EXERCISE: Wherever the word "TARGET" appears in the entries, copy the whole line.

MATERIAL SUPPLIED:
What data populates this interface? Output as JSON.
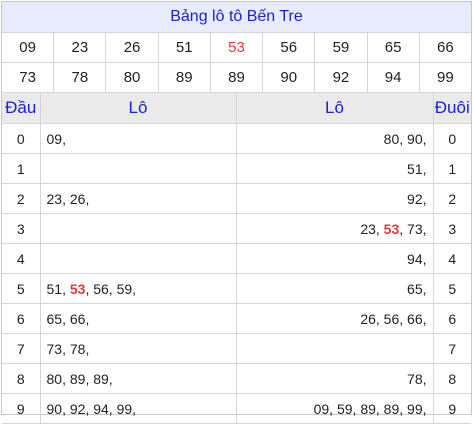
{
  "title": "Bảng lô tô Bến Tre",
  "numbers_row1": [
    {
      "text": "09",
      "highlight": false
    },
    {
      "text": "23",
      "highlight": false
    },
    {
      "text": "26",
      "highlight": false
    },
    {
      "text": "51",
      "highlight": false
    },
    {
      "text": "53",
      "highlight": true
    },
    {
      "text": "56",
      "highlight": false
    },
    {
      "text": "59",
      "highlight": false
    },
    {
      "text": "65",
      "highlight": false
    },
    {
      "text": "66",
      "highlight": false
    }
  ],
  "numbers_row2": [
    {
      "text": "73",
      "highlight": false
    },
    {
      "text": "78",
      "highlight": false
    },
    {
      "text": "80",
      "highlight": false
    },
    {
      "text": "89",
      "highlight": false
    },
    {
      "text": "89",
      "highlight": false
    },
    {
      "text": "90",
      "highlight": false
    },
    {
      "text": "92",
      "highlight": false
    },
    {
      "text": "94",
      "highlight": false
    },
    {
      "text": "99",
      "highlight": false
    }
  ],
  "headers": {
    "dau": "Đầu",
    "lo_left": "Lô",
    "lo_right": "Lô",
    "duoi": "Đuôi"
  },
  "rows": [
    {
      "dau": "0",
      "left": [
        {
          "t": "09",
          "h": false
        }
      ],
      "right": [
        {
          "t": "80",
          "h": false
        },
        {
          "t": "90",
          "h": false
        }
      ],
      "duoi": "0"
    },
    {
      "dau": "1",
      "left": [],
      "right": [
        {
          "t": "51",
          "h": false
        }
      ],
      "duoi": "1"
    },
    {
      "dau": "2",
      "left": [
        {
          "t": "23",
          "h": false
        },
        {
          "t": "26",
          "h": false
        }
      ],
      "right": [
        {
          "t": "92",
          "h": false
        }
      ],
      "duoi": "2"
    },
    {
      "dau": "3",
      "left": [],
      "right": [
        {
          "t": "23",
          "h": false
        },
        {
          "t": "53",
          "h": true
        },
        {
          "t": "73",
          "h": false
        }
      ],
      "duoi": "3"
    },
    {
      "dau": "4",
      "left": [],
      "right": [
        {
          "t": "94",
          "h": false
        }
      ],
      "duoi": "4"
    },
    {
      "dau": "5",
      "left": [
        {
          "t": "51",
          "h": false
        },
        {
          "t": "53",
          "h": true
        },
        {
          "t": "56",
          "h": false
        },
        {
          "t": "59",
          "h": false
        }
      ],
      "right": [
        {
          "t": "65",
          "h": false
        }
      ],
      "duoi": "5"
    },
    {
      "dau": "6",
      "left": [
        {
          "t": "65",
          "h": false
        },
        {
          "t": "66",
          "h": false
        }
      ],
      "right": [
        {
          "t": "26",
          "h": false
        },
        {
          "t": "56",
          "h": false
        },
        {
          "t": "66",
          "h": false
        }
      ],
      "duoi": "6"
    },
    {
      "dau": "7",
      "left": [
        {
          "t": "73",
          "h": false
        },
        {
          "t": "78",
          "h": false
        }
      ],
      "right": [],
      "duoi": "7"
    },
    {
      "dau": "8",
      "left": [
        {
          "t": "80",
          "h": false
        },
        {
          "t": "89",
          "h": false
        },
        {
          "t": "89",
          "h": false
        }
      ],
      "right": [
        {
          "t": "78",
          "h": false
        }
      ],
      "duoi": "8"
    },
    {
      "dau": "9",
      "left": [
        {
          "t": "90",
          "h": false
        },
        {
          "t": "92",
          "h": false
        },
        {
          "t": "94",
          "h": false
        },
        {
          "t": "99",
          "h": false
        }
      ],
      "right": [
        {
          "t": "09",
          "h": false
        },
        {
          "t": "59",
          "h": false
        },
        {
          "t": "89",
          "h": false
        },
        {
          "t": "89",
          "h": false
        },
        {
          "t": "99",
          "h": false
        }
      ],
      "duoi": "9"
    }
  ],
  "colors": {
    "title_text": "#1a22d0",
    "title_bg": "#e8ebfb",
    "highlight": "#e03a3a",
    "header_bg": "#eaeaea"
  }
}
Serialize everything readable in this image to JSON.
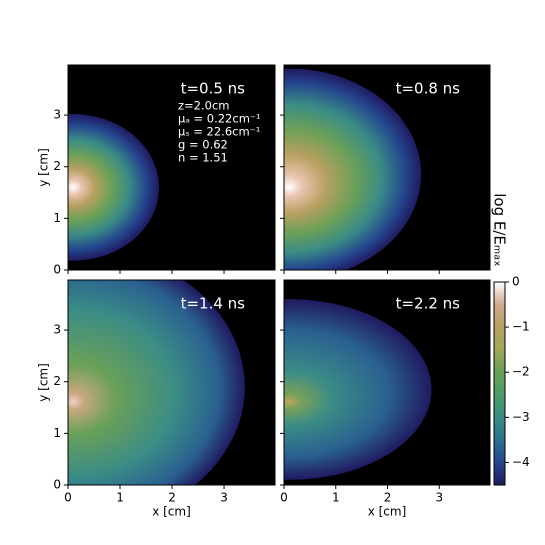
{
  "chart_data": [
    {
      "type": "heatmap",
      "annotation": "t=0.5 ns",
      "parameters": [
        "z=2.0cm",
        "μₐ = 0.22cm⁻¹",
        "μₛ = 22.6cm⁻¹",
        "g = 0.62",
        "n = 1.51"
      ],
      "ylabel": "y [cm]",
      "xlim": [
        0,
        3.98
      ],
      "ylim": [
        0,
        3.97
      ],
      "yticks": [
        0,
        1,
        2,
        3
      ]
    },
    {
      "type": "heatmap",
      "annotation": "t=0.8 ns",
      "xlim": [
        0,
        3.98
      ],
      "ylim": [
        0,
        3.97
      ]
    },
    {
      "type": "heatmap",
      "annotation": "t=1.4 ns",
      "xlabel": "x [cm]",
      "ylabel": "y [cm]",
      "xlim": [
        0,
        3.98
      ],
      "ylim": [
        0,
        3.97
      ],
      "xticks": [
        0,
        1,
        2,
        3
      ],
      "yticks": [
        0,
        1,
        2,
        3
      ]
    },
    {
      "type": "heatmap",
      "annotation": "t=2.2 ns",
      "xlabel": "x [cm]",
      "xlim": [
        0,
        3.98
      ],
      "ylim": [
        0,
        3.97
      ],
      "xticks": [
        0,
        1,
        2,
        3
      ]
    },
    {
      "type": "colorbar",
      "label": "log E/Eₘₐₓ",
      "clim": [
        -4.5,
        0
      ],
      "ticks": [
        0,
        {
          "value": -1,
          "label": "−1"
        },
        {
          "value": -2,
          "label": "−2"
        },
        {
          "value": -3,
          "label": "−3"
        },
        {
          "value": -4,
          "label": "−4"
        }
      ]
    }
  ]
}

--

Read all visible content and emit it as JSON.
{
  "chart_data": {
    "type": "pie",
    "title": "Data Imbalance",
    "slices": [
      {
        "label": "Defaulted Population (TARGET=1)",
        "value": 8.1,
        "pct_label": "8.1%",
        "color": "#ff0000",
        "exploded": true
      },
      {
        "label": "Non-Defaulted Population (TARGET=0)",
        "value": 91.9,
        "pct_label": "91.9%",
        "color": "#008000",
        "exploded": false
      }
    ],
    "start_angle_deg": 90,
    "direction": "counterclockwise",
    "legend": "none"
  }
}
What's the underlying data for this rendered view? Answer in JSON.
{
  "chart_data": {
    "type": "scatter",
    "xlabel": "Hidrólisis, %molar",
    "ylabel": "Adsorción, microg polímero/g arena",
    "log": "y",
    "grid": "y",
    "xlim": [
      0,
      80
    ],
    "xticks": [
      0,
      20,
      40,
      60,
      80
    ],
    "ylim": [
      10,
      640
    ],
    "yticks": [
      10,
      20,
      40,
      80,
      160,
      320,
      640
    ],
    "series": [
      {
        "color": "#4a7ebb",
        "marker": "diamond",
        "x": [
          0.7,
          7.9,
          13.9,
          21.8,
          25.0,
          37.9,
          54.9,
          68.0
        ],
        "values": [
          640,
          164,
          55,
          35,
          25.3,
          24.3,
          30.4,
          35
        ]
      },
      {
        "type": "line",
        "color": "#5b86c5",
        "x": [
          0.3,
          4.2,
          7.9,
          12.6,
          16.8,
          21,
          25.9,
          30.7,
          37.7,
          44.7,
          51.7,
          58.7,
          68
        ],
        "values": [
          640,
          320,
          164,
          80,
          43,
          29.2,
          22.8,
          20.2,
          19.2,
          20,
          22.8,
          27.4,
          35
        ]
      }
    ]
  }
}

RESULT:
        "label": "Defaulted Population (TARGET=1)",
        "label": "Non-Defaulted Population (TARGET=0)",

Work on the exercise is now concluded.